EXTRACTED INFORMATION ::
________
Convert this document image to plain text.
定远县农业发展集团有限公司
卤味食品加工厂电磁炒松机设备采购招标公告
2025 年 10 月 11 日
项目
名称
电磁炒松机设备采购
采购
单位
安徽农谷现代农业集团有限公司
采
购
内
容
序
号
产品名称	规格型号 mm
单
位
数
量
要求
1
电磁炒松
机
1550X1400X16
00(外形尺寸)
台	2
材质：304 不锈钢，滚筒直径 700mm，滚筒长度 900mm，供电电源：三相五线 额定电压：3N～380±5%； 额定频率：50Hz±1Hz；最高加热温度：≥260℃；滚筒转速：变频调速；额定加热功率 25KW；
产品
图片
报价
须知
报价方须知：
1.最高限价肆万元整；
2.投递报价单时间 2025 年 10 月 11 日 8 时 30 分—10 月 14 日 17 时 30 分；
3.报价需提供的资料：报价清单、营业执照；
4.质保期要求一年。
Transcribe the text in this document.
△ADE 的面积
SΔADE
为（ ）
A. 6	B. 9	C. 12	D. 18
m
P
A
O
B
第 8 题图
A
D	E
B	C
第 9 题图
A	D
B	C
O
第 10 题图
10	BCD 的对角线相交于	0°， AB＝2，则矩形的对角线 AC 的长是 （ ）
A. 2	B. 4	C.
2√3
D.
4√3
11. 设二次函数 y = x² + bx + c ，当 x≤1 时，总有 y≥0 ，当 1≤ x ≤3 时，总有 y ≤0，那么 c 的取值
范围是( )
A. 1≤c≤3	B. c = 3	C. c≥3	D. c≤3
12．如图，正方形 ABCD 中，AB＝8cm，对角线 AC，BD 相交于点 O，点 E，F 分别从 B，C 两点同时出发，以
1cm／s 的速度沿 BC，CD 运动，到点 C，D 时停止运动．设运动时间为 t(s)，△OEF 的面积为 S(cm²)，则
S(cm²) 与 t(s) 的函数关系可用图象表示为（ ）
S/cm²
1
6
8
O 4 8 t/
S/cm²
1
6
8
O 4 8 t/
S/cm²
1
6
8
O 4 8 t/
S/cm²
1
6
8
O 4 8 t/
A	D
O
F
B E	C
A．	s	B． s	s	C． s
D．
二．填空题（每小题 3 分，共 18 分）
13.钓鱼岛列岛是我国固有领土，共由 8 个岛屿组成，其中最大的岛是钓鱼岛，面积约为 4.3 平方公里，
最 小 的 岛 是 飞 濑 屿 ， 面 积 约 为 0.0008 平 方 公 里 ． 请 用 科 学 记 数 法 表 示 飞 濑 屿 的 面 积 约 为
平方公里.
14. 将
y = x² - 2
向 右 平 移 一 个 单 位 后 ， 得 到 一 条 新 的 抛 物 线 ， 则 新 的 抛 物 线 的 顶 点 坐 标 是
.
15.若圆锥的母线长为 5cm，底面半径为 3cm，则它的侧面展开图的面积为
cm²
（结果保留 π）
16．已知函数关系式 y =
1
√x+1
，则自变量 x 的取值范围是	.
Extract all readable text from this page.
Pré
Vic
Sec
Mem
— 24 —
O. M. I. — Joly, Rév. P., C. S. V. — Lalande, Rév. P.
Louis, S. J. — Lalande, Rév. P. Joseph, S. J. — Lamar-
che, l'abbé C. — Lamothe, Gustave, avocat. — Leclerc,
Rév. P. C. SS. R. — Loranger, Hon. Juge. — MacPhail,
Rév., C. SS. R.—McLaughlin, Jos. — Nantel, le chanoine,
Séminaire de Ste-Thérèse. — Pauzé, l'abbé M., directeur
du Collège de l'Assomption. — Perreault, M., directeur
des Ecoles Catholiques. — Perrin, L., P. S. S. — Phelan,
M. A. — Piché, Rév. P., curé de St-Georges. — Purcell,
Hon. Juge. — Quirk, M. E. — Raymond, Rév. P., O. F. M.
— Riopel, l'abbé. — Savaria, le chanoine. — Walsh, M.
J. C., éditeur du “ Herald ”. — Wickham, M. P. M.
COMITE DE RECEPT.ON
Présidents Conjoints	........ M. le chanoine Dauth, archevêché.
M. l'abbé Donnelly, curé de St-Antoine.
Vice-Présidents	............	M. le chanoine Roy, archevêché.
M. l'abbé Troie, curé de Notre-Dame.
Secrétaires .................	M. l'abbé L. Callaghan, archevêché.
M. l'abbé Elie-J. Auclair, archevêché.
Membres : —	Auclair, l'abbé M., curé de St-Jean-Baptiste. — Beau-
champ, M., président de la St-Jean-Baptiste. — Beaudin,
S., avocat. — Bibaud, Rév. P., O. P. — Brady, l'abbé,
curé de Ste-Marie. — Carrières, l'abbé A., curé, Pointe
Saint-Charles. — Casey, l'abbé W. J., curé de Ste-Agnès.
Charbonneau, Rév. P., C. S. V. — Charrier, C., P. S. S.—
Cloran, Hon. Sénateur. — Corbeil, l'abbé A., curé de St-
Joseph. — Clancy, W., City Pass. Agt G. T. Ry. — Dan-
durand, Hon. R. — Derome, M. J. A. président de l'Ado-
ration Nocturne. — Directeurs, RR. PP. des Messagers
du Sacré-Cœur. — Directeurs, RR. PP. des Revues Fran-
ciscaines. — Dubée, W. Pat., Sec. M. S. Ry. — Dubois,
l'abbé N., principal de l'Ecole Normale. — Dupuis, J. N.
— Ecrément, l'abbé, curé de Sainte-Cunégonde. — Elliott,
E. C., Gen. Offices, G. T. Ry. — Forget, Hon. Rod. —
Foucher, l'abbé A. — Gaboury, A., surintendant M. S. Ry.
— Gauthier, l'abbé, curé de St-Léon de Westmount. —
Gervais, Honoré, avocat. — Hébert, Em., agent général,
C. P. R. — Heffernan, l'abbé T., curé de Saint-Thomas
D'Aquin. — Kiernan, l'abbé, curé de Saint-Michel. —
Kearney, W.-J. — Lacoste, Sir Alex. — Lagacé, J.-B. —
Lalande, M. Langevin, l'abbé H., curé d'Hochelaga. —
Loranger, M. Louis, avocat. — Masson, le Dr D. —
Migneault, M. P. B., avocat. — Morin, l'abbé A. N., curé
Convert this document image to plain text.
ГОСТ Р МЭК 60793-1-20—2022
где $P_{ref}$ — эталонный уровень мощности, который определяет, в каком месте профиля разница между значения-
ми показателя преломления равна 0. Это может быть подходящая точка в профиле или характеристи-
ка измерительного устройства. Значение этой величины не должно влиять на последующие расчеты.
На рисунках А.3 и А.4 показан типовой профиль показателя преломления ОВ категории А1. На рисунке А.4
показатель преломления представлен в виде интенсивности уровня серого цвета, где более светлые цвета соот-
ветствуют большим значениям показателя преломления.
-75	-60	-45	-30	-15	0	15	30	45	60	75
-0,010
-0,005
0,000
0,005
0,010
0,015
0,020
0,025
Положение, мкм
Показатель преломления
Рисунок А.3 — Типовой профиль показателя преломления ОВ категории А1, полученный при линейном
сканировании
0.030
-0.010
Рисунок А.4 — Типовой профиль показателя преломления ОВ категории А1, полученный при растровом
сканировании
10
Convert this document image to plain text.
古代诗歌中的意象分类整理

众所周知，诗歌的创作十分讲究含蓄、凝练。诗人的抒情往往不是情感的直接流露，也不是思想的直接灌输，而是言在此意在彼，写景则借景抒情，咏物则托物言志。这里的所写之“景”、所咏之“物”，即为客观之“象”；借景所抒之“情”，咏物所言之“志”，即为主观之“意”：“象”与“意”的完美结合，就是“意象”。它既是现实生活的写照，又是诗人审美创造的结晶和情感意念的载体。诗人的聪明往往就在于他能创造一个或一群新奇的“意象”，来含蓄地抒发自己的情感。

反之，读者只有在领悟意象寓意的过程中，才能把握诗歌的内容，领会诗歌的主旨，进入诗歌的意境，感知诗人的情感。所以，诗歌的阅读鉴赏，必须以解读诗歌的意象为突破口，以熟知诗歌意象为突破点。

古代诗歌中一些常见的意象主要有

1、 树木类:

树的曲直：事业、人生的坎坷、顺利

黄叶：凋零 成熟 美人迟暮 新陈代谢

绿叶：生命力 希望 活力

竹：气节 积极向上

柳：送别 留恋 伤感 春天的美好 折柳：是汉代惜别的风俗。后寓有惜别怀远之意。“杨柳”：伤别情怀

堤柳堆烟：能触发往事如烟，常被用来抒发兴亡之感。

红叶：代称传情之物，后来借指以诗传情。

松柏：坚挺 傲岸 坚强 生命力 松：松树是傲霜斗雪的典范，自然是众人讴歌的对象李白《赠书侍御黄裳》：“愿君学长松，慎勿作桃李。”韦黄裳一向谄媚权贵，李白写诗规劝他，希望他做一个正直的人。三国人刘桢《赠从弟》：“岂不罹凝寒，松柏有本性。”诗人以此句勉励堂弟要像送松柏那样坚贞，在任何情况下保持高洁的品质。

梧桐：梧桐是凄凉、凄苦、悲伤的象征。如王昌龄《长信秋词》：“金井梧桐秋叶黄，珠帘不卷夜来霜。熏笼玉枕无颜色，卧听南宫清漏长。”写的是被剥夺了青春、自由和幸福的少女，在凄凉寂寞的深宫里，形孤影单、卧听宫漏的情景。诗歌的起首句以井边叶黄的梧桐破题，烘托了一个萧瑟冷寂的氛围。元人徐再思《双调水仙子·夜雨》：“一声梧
________
SHORT PROBLEM ::
Return all lines with the word "Auclair" in them.

RESULT FOR THIS TASK ::
M. l'abbé Elie-J. Auclair, archevêché.
Membres : —	Auclair, l'abbé M., curé de St-Jean-Baptiste. — Beau-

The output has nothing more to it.